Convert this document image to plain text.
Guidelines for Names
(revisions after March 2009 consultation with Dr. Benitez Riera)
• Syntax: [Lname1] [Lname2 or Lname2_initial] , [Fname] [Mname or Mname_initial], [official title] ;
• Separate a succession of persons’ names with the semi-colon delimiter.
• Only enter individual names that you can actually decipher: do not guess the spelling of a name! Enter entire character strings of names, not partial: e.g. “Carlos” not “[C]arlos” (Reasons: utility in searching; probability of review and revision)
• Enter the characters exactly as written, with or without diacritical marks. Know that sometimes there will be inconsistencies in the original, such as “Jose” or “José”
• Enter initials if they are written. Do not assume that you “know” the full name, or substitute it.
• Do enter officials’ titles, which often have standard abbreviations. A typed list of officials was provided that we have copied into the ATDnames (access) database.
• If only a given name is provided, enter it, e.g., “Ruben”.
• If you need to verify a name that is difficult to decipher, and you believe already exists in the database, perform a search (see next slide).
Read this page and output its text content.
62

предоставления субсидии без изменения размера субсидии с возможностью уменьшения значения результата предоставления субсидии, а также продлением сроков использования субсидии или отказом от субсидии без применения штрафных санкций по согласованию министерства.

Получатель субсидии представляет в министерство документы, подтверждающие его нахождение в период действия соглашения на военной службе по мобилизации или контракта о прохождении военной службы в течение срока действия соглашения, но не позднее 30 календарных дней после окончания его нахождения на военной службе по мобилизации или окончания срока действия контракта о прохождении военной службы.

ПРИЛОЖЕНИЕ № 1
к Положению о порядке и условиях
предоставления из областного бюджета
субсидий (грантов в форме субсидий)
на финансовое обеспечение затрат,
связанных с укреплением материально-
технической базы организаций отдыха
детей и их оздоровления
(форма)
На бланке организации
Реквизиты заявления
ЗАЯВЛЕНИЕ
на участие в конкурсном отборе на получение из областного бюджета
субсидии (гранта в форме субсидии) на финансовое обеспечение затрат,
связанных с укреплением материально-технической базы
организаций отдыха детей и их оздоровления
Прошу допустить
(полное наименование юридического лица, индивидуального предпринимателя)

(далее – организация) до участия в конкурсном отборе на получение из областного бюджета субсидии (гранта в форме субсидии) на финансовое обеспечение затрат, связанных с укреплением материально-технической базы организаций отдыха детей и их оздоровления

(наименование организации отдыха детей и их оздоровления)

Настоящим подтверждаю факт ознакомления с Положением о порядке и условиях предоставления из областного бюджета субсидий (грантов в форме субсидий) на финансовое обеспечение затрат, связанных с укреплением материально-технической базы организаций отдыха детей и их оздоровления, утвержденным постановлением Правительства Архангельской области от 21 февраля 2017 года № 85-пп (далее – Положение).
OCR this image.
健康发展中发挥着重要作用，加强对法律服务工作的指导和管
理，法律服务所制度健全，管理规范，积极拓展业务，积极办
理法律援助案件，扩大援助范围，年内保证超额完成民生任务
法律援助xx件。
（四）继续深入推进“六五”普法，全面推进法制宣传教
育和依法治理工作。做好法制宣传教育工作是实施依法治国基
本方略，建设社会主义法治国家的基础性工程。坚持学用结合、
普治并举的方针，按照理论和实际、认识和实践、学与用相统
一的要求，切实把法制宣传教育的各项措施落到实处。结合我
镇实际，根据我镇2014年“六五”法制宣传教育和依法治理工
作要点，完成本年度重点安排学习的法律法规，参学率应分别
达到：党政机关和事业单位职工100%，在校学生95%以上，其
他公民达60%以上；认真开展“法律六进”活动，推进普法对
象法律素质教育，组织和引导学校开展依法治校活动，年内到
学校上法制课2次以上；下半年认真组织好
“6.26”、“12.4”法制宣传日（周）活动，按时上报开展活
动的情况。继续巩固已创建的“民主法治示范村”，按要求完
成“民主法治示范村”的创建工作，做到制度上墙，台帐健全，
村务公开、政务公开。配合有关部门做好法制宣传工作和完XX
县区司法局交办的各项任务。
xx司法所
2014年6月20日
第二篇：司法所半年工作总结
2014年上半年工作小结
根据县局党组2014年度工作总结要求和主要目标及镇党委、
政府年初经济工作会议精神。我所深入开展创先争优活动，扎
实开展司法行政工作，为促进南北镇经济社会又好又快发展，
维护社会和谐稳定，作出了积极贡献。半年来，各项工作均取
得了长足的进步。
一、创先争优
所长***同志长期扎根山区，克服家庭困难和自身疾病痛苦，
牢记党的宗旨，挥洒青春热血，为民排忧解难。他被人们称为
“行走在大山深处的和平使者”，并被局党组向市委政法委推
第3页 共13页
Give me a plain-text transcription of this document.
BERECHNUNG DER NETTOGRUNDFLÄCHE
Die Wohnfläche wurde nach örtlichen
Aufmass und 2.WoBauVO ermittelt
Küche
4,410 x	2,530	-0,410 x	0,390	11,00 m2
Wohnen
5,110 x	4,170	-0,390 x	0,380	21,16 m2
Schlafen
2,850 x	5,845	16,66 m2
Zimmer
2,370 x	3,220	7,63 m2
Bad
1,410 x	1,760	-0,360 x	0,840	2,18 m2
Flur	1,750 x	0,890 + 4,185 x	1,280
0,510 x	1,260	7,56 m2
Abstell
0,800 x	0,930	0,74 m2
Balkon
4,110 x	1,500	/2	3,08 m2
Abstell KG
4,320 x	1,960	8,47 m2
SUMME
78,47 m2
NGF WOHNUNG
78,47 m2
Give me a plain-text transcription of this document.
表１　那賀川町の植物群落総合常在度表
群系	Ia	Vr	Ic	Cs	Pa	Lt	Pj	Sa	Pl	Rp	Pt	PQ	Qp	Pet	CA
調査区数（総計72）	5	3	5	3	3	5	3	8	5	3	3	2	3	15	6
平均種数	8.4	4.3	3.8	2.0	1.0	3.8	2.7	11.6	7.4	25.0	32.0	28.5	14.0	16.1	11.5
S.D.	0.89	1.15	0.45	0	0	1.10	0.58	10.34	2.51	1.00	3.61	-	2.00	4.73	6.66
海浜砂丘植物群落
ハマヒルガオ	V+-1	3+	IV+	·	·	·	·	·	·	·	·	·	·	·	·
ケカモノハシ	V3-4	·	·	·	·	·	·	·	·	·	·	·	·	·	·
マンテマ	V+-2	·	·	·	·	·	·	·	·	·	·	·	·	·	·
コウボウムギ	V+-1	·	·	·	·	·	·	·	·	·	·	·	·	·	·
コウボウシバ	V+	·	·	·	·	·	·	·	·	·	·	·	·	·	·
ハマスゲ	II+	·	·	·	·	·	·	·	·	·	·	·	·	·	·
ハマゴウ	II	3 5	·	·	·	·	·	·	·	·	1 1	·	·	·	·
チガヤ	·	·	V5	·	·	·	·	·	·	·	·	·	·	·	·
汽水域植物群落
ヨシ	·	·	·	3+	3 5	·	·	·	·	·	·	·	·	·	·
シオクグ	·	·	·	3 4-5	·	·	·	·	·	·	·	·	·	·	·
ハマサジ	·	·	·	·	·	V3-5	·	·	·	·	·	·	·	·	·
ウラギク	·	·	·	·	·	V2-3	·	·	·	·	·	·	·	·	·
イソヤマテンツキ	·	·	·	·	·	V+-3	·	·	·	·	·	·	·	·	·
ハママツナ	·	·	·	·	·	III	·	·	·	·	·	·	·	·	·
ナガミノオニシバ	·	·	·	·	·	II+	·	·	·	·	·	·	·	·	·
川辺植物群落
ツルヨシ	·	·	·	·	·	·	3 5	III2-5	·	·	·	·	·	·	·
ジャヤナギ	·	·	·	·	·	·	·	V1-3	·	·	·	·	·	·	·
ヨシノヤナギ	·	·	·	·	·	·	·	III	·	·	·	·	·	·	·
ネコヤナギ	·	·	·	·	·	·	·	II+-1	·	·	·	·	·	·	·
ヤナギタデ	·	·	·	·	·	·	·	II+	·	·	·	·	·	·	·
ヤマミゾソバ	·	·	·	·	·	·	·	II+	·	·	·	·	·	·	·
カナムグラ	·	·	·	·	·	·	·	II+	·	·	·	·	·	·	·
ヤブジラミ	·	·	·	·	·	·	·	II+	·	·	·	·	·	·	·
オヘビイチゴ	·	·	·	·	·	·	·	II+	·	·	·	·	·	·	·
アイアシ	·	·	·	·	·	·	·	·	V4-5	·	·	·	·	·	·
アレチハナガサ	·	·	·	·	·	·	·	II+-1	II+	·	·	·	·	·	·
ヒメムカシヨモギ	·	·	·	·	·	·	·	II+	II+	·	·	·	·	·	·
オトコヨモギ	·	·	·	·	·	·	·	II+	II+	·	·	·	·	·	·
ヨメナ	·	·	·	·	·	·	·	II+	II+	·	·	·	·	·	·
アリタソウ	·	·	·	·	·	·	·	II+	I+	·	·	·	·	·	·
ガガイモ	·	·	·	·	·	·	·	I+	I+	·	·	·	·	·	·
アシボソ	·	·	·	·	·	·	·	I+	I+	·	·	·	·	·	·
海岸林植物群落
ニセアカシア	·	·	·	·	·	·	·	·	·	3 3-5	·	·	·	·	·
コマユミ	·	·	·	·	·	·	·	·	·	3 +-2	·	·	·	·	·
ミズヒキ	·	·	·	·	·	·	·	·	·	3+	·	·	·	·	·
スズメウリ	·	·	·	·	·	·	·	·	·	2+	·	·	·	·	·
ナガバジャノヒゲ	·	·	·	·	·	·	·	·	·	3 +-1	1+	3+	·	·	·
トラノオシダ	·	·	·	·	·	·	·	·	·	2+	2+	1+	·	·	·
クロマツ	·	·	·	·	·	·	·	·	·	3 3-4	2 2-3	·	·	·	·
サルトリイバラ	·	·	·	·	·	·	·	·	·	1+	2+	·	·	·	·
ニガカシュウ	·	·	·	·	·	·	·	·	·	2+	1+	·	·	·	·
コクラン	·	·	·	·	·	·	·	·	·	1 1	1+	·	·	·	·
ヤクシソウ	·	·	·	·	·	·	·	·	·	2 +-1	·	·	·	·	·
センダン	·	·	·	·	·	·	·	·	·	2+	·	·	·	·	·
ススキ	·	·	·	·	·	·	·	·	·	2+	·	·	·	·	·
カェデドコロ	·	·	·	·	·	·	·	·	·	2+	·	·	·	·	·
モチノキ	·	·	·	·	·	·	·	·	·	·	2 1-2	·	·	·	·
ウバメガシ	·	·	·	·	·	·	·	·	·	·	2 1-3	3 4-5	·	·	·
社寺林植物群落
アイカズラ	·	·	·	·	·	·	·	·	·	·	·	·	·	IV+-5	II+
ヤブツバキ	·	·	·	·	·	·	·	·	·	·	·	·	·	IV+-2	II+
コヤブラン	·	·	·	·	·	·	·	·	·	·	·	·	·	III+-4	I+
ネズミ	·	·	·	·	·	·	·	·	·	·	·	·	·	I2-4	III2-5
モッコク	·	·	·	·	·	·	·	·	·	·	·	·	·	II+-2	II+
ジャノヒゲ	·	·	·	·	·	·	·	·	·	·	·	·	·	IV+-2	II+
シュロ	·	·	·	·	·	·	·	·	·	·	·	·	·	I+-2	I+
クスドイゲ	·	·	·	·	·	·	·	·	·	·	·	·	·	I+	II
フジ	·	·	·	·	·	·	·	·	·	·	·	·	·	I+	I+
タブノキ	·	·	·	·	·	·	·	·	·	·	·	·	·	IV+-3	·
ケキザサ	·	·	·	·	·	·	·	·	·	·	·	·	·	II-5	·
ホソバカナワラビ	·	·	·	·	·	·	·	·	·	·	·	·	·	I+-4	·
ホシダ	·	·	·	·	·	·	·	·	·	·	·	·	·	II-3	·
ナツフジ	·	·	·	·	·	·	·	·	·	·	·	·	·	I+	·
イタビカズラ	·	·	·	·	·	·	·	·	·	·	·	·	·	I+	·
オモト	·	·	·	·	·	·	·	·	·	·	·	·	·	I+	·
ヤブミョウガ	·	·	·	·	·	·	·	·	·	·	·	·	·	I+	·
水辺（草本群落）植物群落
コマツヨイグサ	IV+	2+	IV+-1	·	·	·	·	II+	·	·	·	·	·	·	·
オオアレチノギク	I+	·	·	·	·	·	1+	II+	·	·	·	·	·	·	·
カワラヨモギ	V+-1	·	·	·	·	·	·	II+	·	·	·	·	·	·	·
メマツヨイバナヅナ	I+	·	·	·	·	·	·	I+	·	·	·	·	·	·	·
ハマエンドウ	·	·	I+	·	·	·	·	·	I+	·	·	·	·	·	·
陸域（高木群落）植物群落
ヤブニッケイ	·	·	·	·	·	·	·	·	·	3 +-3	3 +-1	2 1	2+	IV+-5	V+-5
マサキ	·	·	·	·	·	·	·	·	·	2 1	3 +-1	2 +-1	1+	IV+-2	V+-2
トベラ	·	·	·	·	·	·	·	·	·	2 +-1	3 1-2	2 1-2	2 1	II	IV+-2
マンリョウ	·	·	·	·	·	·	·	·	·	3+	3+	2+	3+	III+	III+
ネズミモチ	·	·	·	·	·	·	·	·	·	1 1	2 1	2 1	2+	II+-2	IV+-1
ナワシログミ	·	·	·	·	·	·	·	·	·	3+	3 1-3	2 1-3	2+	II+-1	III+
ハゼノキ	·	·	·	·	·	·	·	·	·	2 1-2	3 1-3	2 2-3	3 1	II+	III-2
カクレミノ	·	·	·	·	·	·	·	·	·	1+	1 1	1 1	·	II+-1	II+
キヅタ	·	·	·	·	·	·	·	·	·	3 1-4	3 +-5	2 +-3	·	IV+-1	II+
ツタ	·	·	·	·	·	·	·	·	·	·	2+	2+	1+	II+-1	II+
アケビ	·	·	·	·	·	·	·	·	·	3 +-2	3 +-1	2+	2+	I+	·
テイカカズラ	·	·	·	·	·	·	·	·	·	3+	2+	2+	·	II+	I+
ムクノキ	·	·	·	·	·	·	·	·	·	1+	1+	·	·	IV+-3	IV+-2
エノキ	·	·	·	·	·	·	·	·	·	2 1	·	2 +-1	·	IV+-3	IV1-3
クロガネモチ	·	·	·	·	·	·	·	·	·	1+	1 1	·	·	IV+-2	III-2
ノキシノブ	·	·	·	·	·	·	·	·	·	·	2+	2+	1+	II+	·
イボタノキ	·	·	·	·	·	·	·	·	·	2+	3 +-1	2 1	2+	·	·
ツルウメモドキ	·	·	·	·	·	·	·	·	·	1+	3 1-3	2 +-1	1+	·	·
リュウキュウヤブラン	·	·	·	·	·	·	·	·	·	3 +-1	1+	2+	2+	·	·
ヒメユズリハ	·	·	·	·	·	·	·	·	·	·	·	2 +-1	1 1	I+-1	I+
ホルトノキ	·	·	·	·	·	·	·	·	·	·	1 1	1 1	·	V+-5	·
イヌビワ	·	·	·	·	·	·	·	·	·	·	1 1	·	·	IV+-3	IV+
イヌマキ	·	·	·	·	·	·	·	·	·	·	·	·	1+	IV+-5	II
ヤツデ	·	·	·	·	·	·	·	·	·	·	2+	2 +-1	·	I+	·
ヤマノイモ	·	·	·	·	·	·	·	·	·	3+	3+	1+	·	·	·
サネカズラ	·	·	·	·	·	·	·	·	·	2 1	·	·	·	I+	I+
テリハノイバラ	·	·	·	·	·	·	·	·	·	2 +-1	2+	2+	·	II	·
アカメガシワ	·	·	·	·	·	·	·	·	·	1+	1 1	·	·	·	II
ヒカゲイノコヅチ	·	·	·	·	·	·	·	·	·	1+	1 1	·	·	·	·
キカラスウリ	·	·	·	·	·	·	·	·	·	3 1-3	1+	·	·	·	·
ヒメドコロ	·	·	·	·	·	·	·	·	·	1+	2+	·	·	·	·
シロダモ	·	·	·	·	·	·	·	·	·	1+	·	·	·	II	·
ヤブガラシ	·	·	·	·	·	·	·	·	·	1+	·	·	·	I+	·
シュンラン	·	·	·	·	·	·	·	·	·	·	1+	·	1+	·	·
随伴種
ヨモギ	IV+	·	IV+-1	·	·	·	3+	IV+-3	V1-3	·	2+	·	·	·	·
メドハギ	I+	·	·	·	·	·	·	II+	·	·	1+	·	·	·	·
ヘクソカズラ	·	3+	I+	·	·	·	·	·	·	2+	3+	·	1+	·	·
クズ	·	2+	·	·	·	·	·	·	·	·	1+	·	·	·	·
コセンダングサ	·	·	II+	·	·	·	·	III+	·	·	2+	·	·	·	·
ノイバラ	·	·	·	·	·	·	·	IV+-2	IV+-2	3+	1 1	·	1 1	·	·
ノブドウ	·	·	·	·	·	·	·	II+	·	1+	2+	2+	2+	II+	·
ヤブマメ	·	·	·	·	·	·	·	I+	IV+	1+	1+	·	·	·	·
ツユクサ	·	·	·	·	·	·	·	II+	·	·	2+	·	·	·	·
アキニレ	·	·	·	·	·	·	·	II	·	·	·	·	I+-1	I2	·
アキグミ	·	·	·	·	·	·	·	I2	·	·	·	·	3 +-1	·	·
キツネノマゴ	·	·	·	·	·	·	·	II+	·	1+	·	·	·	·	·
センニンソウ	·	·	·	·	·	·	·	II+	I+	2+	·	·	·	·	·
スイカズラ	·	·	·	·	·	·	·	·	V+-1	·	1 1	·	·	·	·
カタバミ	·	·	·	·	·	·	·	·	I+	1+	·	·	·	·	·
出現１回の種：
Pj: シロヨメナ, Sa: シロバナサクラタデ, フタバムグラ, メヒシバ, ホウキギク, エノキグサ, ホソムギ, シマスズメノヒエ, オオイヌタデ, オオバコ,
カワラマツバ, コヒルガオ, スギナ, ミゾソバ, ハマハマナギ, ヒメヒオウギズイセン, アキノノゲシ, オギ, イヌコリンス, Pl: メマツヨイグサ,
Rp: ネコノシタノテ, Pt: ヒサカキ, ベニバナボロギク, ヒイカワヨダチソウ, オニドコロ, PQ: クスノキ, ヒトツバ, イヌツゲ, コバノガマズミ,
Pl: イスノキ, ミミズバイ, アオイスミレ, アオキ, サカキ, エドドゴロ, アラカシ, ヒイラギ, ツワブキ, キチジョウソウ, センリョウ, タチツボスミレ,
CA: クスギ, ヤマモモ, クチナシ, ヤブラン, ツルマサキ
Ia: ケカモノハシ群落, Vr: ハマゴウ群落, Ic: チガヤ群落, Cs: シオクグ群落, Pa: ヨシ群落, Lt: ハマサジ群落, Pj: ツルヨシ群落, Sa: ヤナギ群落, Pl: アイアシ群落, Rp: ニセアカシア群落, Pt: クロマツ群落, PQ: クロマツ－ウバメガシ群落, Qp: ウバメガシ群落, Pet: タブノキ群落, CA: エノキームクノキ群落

· · · · · · ·

_Task instructions:_ Count every line of the records that holds the string "decipher". Write only the total.

_Exercise output:_ 2